==== GIVEN RECORDS
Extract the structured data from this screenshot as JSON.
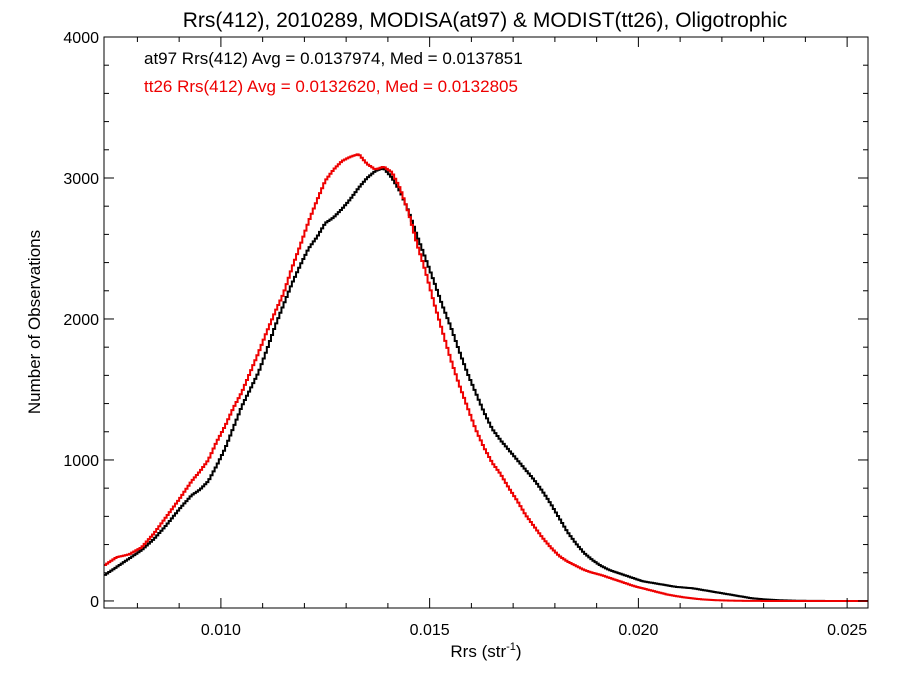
{
  "chart_data": {
    "type": "line",
    "title": "Rrs(412), 2010289, MODISA(at97) & MODIST(tt26), Oligotrophic",
    "xlabel": "Rrs (str",
    "xlabel_sup": "-1",
    "xlabel_close": ")",
    "ylabel": "Number of Observations",
    "xlim": [
      0.0072,
      0.0255
    ],
    "ylim": [
      -50,
      4000
    ],
    "x_ticks": [
      0.01,
      0.015,
      0.02,
      0.025
    ],
    "x_tick_labels": [
      "0.010",
      "0.015",
      "0.020",
      "0.025"
    ],
    "y_ticks": [
      0,
      1000,
      2000,
      3000,
      4000
    ],
    "y_tick_labels": [
      "0",
      "1000",
      "2000",
      "3000",
      "4000"
    ],
    "grid": false,
    "legend_position": "top-left",
    "series": [
      {
        "legend_text": "at97 Rrs(412) Avg = 0.0137974, Med = 0.0137851",
        "color": "#000000",
        "points": [
          [
            0.0072,
            180
          ],
          [
            0.0075,
            240
          ],
          [
            0.0078,
            300
          ],
          [
            0.0081,
            360
          ],
          [
            0.0084,
            440
          ],
          [
            0.0087,
            540
          ],
          [
            0.009,
            650
          ],
          [
            0.0093,
            750
          ],
          [
            0.0095,
            790
          ],
          [
            0.0097,
            850
          ],
          [
            0.0099,
            960
          ],
          [
            0.0101,
            1080
          ],
          [
            0.0103,
            1230
          ],
          [
            0.0105,
            1380
          ],
          [
            0.0107,
            1500
          ],
          [
            0.0109,
            1620
          ],
          [
            0.0111,
            1780
          ],
          [
            0.0113,
            1950
          ],
          [
            0.0115,
            2100
          ],
          [
            0.0117,
            2250
          ],
          [
            0.0119,
            2380
          ],
          [
            0.0121,
            2500
          ],
          [
            0.0123,
            2580
          ],
          [
            0.0125,
            2680
          ],
          [
            0.0127,
            2720
          ],
          [
            0.0129,
            2780
          ],
          [
            0.0131,
            2850
          ],
          [
            0.0133,
            2930
          ],
          [
            0.0135,
            3000
          ],
          [
            0.0137,
            3050
          ],
          [
            0.0139,
            3070
          ],
          [
            0.0141,
            3000
          ],
          [
            0.0143,
            2900
          ],
          [
            0.0145,
            2760
          ],
          [
            0.0147,
            2590
          ],
          [
            0.0149,
            2430
          ],
          [
            0.0151,
            2270
          ],
          [
            0.0153,
            2100
          ],
          [
            0.0155,
            1950
          ],
          [
            0.0157,
            1780
          ],
          [
            0.0159,
            1620
          ],
          [
            0.0161,
            1480
          ],
          [
            0.0163,
            1340
          ],
          [
            0.0165,
            1220
          ],
          [
            0.0167,
            1140
          ],
          [
            0.0169,
            1070
          ],
          [
            0.0171,
            1000
          ],
          [
            0.0173,
            930
          ],
          [
            0.0175,
            860
          ],
          [
            0.0177,
            780
          ],
          [
            0.0179,
            690
          ],
          [
            0.0181,
            590
          ],
          [
            0.0183,
            490
          ],
          [
            0.0185,
            410
          ],
          [
            0.0187,
            340
          ],
          [
            0.0189,
            290
          ],
          [
            0.0191,
            250
          ],
          [
            0.0193,
            220
          ],
          [
            0.0195,
            200
          ],
          [
            0.0197,
            180
          ],
          [
            0.0199,
            160
          ],
          [
            0.0201,
            140
          ],
          [
            0.0203,
            130
          ],
          [
            0.0205,
            120
          ],
          [
            0.0207,
            110
          ],
          [
            0.0209,
            100
          ],
          [
            0.0211,
            95
          ],
          [
            0.0213,
            90
          ],
          [
            0.0215,
            80
          ],
          [
            0.0217,
            70
          ],
          [
            0.0219,
            60
          ],
          [
            0.0221,
            50
          ],
          [
            0.0223,
            40
          ],
          [
            0.0225,
            30
          ],
          [
            0.0227,
            20
          ],
          [
            0.0229,
            14
          ],
          [
            0.0231,
            10
          ],
          [
            0.0233,
            6
          ],
          [
            0.0235,
            4
          ],
          [
            0.0237,
            2
          ],
          [
            0.024,
            1
          ],
          [
            0.0245,
            0
          ],
          [
            0.0255,
            0
          ]
        ]
      },
      {
        "legend_text": "tt26 Rrs(412) Avg = 0.0132620, Med = 0.0132805",
        "color": "#ee0000",
        "points": [
          [
            0.0072,
            250
          ],
          [
            0.0075,
            310
          ],
          [
            0.0078,
            330
          ],
          [
            0.0081,
            380
          ],
          [
            0.0084,
            480
          ],
          [
            0.0087,
            600
          ],
          [
            0.009,
            720
          ],
          [
            0.0093,
            850
          ],
          [
            0.0095,
            920
          ],
          [
            0.0097,
            1000
          ],
          [
            0.0099,
            1130
          ],
          [
            0.0101,
            1240
          ],
          [
            0.0103,
            1370
          ],
          [
            0.0105,
            1480
          ],
          [
            0.0107,
            1620
          ],
          [
            0.0109,
            1760
          ],
          [
            0.0111,
            1910
          ],
          [
            0.0113,
            2050
          ],
          [
            0.0115,
            2180
          ],
          [
            0.0117,
            2360
          ],
          [
            0.0119,
            2520
          ],
          [
            0.0121,
            2690
          ],
          [
            0.0123,
            2840
          ],
          [
            0.0125,
            2980
          ],
          [
            0.0127,
            3060
          ],
          [
            0.0129,
            3120
          ],
          [
            0.0131,
            3150
          ],
          [
            0.0133,
            3170
          ],
          [
            0.0135,
            3100
          ],
          [
            0.0137,
            3060
          ],
          [
            0.0139,
            3080
          ],
          [
            0.0141,
            3040
          ],
          [
            0.0143,
            2920
          ],
          [
            0.0145,
            2750
          ],
          [
            0.0147,
            2530
          ],
          [
            0.0149,
            2340
          ],
          [
            0.0151,
            2120
          ],
          [
            0.0153,
            1920
          ],
          [
            0.0155,
            1720
          ],
          [
            0.0157,
            1540
          ],
          [
            0.0159,
            1380
          ],
          [
            0.0161,
            1220
          ],
          [
            0.0163,
            1090
          ],
          [
            0.0165,
            980
          ],
          [
            0.0167,
            900
          ],
          [
            0.0169,
            800
          ],
          [
            0.0171,
            710
          ],
          [
            0.0173,
            610
          ],
          [
            0.0175,
            530
          ],
          [
            0.0177,
            450
          ],
          [
            0.0179,
            380
          ],
          [
            0.0181,
            320
          ],
          [
            0.0183,
            280
          ],
          [
            0.0185,
            250
          ],
          [
            0.0187,
            220
          ],
          [
            0.0189,
            200
          ],
          [
            0.0191,
            185
          ],
          [
            0.0193,
            165
          ],
          [
            0.0195,
            145
          ],
          [
            0.0197,
            125
          ],
          [
            0.0199,
            105
          ],
          [
            0.0201,
            90
          ],
          [
            0.0203,
            75
          ],
          [
            0.0205,
            60
          ],
          [
            0.0207,
            45
          ],
          [
            0.0209,
            35
          ],
          [
            0.0211,
            25
          ],
          [
            0.0213,
            18
          ],
          [
            0.0215,
            12
          ],
          [
            0.0217,
            8
          ],
          [
            0.0219,
            5
          ],
          [
            0.0221,
            3
          ],
          [
            0.0223,
            2
          ],
          [
            0.0225,
            1
          ],
          [
            0.023,
            0
          ],
          [
            0.0255,
            0
          ]
        ]
      }
    ]
  }
}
========
» WORK REQUIRED:
Return each line exactly as written. Any picture gets left out.

» RESULT OF THE TASK:
Extract the structured data from this screenshot as JSON.
{
  "chart_data": {
    "type": "line",
    "title": "Rrs(412), 2010289, MODISA(at97) & MODIST(tt26), Oligotrophic",
    "xlabel": "Rrs (str",
    "xlabel_sup": "-1",
    "xlabel_close": ")",
    "ylabel": "Number of Observations",
    "xlim": [
      0.0072,
      0.0255
    ],
    "ylim": [
      -50,
      4000
    ],
    "x_ticks": [
      0.01,
      0.015,
      0.02,
      0.025
    ],
    "x_tick_labels": [
      "0.010",
      "0.015",
      "0.020",
      "0.025"
    ],
    "y_ticks": [
      0,
      1000,
      2000,
      3000,
      4000
    ],
    "y_tick_labels": [
      "0",
      "1000",
      "2000",
      "3000",
      "4000"
    ],
    "grid": false,
    "legend_position": "top-left",
    "series": [
      {
        "legend_text": "at97 Rrs(412) Avg = 0.0137974, Med = 0.0137851",
        "color": "#000000",
        "points": [
          [
            0.0072,
            180
          ],
          [
            0.0075,
            240
          ],
          [
            0.0078,
            300
          ],
          [
            0.0081,
            360
          ],
          [
            0.0084,
            440
          ],
          [
            0.0087,
            540
          ],
          [
            0.009,
            650
          ],
          [
            0.0093,
            750
          ],
          [
            0.0095,
            790
          ],
          [
            0.0097,
            850
          ],
          [
            0.0099,
            960
          ],
          [
            0.0101,
            1080
          ],
          [
            0.0103,
            1230
          ],
          [
            0.0105,
            1380
          ],
          [
            0.0107,
            1500
          ],
          [
            0.0109,
            1620
          ],
          [
            0.0111,
            1780
          ],
          [
            0.0113,
            1950
          ],
          [
            0.0115,
            2100
          ],
          [
            0.0117,
            2250
          ],
          [
            0.0119,
            2380
          ],
          [
            0.0121,
            2500
          ],
          [
            0.0123,
            2580
          ],
          [
            0.0125,
            2680
          ],
          [
            0.0127,
            2720
          ],
          [
            0.0129,
            2780
          ],
          [
            0.0131,
            2850
          ],
          [
            0.0133,
            2930
          ],
          [
            0.0135,
            3000
          ],
          [
            0.0137,
            3050
          ],
          [
            0.0139,
            3070
          ],
          [
            0.0141,
            3000
          ],
          [
            0.0143,
            2900
          ],
          [
            0.0145,
            2760
          ],
          [
            0.0147,
            2590
          ],
          [
            0.0149,
            2430
          ],
          [
            0.0151,
            2270
          ],
          [
            0.0153,
            2100
          ],
          [
            0.0155,
            1950
          ],
          [
            0.0157,
            1780
          ],
          [
            0.0159,
            1620
          ],
          [
            0.0161,
            1480
          ],
          [
            0.0163,
            1340
          ],
          [
            0.0165,
            1220
          ],
          [
            0.0167,
            1140
          ],
          [
            0.0169,
            1070
          ],
          [
            0.0171,
            1000
          ],
          [
            0.0173,
            930
          ],
          [
            0.0175,
            860
          ],
          [
            0.0177,
            780
          ],
          [
            0.0179,
            690
          ],
          [
            0.0181,
            590
          ],
          [
            0.0183,
            490
          ],
          [
            0.0185,
            410
          ],
          [
            0.0187,
            340
          ],
          [
            0.0189,
            290
          ],
          [
            0.0191,
            250
          ],
          [
            0.0193,
            220
          ],
          [
            0.0195,
            200
          ],
          [
            0.0197,
            180
          ],
          [
            0.0199,
            160
          ],
          [
            0.0201,
            140
          ],
          [
            0.0203,
            130
          ],
          [
            0.0205,
            120
          ],
          [
            0.0207,
            110
          ],
          [
            0.0209,
            100
          ],
          [
            0.0211,
            95
          ],
          [
            0.0213,
            90
          ],
          [
            0.0215,
            80
          ],
          [
            0.0217,
            70
          ],
          [
            0.0219,
            60
          ],
          [
            0.0221,
            50
          ],
          [
            0.0223,
            40
          ],
          [
            0.0225,
            30
          ],
          [
            0.0227,
            20
          ],
          [
            0.0229,
            14
          ],
          [
            0.0231,
            10
          ],
          [
            0.0233,
            6
          ],
          [
            0.0235,
            4
          ],
          [
            0.0237,
            2
          ],
          [
            0.024,
            1
          ],
          [
            0.0245,
            0
          ],
          [
            0.0255,
            0
          ]
        ]
      },
      {
        "legend_text": "tt26 Rrs(412) Avg = 0.0132620, Med = 0.0132805",
        "color": "#ee0000",
        "points": [
          [
            0.0072,
            250
          ],
          [
            0.0075,
            310
          ],
          [
            0.0078,
            330
          ],
          [
            0.0081,
            380
          ],
          [
            0.0084,
            480
          ],
          [
            0.0087,
            600
          ],
          [
            0.009,
            720
          ],
          [
            0.0093,
            850
          ],
          [
            0.0095,
            920
          ],
          [
            0.0097,
            1000
          ],
          [
            0.0099,
            1130
          ],
          [
            0.0101,
            1240
          ],
          [
            0.0103,
            1370
          ],
          [
            0.0105,
            1480
          ],
          [
            0.0107,
            1620
          ],
          [
            0.0109,
            1760
          ],
          [
            0.0111,
            1910
          ],
          [
            0.0113,
            2050
          ],
          [
            0.0115,
            2180
          ],
          [
            0.0117,
            2360
          ],
          [
            0.0119,
            2520
          ],
          [
            0.0121,
            2690
          ],
          [
            0.0123,
            2840
          ],
          [
            0.0125,
            2980
          ],
          [
            0.0127,
            3060
          ],
          [
            0.0129,
            3120
          ],
          [
            0.0131,
            3150
          ],
          [
            0.0133,
            3170
          ],
          [
            0.0135,
            3100
          ],
          [
            0.0137,
            3060
          ],
          [
            0.0139,
            3080
          ],
          [
            0.0141,
            3040
          ],
          [
            0.0143,
            2920
          ],
          [
            0.0145,
            2750
          ],
          [
            0.0147,
            2530
          ],
          [
            0.0149,
            2340
          ],
          [
            0.0151,
            2120
          ],
          [
            0.0153,
            1920
          ],
          [
            0.0155,
            1720
          ],
          [
            0.0157,
            1540
          ],
          [
            0.0159,
            1380
          ],
          [
            0.0161,
            1220
          ],
          [
            0.0163,
            1090
          ],
          [
            0.0165,
            980
          ],
          [
            0.0167,
            900
          ],
          [
            0.0169,
            800
          ],
          [
            0.0171,
            710
          ],
          [
            0.0173,
            610
          ],
          [
            0.0175,
            530
          ],
          [
            0.0177,
            450
          ],
          [
            0.0179,
            380
          ],
          [
            0.0181,
            320
          ],
          [
            0.0183,
            280
          ],
          [
            0.0185,
            250
          ],
          [
            0.0187,
            220
          ],
          [
            0.0189,
            200
          ],
          [
            0.0191,
            185
          ],
          [
            0.0193,
            165
          ],
          [
            0.0195,
            145
          ],
          [
            0.0197,
            125
          ],
          [
            0.0199,
            105
          ],
          [
            0.0201,
            90
          ],
          [
            0.0203,
            75
          ],
          [
            0.0205,
            60
          ],
          [
            0.0207,
            45
          ],
          [
            0.0209,
            35
          ],
          [
            0.0211,
            25
          ],
          [
            0.0213,
            18
          ],
          [
            0.0215,
            12
          ],
          [
            0.0217,
            8
          ],
          [
            0.0219,
            5
          ],
          [
            0.0221,
            3
          ],
          [
            0.0223,
            2
          ],
          [
            0.0225,
            1
          ],
          [
            0.023,
            0
          ],
          [
            0.0255,
            0
          ]
        ]
      }
    ]
  }
}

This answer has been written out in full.